What to do: Show only lines that include "title".

Data to process:
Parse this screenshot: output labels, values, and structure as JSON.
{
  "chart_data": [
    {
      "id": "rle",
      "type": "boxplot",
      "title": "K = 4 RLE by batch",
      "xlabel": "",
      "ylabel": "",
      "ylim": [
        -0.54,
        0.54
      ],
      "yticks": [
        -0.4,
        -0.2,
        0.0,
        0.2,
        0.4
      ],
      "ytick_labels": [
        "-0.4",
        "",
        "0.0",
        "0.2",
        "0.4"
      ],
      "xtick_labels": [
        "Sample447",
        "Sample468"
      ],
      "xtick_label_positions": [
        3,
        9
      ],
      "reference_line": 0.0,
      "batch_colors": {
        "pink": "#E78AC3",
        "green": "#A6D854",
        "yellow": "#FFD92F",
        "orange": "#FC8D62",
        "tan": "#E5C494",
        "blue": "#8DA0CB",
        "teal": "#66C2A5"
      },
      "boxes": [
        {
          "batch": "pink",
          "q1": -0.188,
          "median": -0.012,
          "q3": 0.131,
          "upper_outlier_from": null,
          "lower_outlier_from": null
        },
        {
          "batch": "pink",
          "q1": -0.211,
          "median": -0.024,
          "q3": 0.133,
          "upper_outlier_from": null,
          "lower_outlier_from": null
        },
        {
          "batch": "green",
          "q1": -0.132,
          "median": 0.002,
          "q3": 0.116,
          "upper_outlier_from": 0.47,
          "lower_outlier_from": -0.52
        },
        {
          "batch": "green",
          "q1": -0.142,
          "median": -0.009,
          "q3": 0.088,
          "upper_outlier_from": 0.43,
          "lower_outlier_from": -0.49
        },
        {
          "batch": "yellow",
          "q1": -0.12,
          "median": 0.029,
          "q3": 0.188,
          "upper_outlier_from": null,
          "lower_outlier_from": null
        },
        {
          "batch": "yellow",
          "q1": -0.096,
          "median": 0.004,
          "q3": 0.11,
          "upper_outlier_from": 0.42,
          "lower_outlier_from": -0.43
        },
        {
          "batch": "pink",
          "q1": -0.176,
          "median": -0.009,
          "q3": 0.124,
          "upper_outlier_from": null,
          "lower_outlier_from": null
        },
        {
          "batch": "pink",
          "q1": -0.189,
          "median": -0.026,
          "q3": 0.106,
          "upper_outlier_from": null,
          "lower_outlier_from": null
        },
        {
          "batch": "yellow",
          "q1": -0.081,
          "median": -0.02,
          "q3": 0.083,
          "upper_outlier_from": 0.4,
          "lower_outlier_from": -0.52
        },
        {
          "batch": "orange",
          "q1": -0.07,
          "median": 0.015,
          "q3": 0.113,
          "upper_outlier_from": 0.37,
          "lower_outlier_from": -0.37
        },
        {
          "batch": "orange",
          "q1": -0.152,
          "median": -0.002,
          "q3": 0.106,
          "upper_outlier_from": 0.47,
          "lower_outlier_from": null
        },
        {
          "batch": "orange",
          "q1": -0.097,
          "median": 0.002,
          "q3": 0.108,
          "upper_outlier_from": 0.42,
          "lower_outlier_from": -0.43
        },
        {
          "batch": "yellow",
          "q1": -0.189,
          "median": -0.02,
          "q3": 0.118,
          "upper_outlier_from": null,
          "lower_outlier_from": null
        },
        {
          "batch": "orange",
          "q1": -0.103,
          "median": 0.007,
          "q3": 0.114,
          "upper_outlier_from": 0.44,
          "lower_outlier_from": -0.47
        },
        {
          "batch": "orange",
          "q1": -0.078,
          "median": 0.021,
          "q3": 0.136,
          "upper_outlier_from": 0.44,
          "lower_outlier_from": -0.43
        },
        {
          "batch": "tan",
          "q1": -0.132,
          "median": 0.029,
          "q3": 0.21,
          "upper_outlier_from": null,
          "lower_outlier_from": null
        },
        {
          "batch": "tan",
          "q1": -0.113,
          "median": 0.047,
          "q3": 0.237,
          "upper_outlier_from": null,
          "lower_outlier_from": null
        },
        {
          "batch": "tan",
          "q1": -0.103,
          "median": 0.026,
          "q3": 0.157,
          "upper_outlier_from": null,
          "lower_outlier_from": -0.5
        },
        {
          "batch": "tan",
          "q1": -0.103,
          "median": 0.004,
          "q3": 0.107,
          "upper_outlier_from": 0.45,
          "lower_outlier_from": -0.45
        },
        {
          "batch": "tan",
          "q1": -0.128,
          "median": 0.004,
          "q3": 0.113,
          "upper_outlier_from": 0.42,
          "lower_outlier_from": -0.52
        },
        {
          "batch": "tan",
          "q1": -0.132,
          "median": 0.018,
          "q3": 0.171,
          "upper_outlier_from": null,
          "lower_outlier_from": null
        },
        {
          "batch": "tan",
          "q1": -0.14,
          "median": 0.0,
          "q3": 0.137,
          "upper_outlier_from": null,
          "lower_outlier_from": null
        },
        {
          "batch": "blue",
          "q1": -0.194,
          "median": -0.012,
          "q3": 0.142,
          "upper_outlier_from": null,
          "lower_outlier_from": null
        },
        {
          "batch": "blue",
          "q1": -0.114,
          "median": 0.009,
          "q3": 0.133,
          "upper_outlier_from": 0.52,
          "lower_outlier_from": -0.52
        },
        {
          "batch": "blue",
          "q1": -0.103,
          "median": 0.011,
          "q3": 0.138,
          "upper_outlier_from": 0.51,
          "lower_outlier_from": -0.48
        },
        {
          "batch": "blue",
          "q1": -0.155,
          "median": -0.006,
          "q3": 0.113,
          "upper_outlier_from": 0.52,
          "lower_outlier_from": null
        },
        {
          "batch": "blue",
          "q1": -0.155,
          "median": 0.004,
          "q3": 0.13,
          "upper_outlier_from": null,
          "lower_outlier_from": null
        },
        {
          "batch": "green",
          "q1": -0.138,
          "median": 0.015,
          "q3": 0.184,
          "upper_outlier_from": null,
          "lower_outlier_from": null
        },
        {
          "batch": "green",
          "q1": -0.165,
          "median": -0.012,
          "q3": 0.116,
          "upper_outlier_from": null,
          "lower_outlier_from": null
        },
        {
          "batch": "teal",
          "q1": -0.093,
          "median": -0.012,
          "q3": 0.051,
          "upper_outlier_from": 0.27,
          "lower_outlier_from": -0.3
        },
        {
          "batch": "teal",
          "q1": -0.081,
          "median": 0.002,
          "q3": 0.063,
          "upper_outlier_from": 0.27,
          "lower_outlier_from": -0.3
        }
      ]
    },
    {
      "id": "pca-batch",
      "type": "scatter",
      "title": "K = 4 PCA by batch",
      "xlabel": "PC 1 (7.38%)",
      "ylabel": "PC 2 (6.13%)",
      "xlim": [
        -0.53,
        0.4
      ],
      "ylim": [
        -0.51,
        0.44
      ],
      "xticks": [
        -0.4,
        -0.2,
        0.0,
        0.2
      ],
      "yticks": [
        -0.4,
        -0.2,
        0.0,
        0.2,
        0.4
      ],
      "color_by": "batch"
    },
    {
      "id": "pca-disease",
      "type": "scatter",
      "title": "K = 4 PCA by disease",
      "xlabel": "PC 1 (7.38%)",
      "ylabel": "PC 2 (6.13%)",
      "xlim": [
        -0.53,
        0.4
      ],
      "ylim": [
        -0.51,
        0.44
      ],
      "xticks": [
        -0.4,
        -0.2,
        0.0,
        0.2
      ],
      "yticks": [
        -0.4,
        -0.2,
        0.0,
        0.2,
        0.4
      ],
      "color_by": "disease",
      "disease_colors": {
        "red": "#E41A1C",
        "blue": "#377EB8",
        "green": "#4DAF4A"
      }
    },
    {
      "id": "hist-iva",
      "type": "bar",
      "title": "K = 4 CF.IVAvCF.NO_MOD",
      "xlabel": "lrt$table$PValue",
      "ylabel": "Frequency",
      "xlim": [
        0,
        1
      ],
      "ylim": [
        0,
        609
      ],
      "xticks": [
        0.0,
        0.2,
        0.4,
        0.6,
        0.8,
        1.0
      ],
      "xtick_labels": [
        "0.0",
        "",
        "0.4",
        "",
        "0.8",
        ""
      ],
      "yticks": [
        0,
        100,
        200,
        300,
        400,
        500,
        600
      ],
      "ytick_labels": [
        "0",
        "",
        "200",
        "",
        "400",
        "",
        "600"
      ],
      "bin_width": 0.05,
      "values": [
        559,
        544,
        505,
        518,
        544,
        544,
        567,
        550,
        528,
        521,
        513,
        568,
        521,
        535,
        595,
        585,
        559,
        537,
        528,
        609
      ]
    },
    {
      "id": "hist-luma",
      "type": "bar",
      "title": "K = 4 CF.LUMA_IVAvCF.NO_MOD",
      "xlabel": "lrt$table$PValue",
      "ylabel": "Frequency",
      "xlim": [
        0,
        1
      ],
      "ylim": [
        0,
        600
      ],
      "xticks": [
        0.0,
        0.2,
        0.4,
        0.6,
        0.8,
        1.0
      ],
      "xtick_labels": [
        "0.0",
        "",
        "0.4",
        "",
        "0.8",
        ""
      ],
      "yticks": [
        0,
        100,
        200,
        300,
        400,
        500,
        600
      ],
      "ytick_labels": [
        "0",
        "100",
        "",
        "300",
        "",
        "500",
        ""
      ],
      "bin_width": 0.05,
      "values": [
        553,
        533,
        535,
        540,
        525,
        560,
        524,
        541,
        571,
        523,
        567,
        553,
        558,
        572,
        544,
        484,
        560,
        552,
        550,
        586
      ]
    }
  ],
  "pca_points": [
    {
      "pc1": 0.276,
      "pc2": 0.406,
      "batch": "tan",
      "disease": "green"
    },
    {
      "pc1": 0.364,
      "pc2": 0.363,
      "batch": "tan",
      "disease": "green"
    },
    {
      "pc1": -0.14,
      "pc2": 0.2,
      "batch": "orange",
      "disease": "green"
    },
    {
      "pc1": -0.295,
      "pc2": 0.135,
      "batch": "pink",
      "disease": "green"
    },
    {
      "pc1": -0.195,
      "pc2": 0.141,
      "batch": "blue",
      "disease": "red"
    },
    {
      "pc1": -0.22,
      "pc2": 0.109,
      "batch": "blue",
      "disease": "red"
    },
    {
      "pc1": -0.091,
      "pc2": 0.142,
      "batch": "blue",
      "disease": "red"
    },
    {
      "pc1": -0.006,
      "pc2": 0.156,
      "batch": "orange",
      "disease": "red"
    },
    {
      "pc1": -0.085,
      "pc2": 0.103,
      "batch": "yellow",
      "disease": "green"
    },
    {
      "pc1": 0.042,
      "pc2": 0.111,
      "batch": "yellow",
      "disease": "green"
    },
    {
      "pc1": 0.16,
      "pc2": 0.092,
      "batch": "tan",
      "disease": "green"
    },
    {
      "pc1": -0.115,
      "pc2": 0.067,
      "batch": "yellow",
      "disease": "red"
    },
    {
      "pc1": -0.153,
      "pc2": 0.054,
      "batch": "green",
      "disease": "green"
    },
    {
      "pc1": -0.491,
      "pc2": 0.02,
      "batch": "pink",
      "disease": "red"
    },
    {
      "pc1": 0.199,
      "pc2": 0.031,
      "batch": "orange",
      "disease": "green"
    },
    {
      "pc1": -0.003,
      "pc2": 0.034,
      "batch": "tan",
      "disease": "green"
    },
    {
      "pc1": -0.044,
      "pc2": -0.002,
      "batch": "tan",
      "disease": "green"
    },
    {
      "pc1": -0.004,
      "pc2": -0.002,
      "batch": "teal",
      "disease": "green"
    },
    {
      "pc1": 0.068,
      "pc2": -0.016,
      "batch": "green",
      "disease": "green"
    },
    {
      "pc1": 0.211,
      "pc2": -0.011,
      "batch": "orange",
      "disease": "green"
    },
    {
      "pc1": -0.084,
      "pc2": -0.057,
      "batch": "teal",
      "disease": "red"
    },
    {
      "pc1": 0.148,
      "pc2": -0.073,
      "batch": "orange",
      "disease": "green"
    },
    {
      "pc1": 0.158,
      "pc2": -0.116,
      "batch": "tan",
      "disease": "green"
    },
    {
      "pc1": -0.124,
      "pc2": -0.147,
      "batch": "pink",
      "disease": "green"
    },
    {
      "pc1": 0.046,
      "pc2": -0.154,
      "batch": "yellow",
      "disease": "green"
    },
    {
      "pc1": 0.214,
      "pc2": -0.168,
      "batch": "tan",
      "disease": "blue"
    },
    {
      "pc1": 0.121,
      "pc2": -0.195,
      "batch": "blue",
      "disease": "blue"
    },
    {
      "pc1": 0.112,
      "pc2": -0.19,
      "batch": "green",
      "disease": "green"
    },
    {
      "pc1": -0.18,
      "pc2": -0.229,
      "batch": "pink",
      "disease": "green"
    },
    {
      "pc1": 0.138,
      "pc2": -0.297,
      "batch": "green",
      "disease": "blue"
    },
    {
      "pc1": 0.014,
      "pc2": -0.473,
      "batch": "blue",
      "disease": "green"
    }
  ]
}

Solution for this exercise:
      "title": "K = 4 RLE by batch",
      "title": "K = 4 PCA by batch",
      "title": "K = 4 PCA by disease",
      "title": "K = 4 CF.IVAvCF.NO_MOD",
      "title": "K = 4 CF.LUMA_IVAvCF.NO_MOD",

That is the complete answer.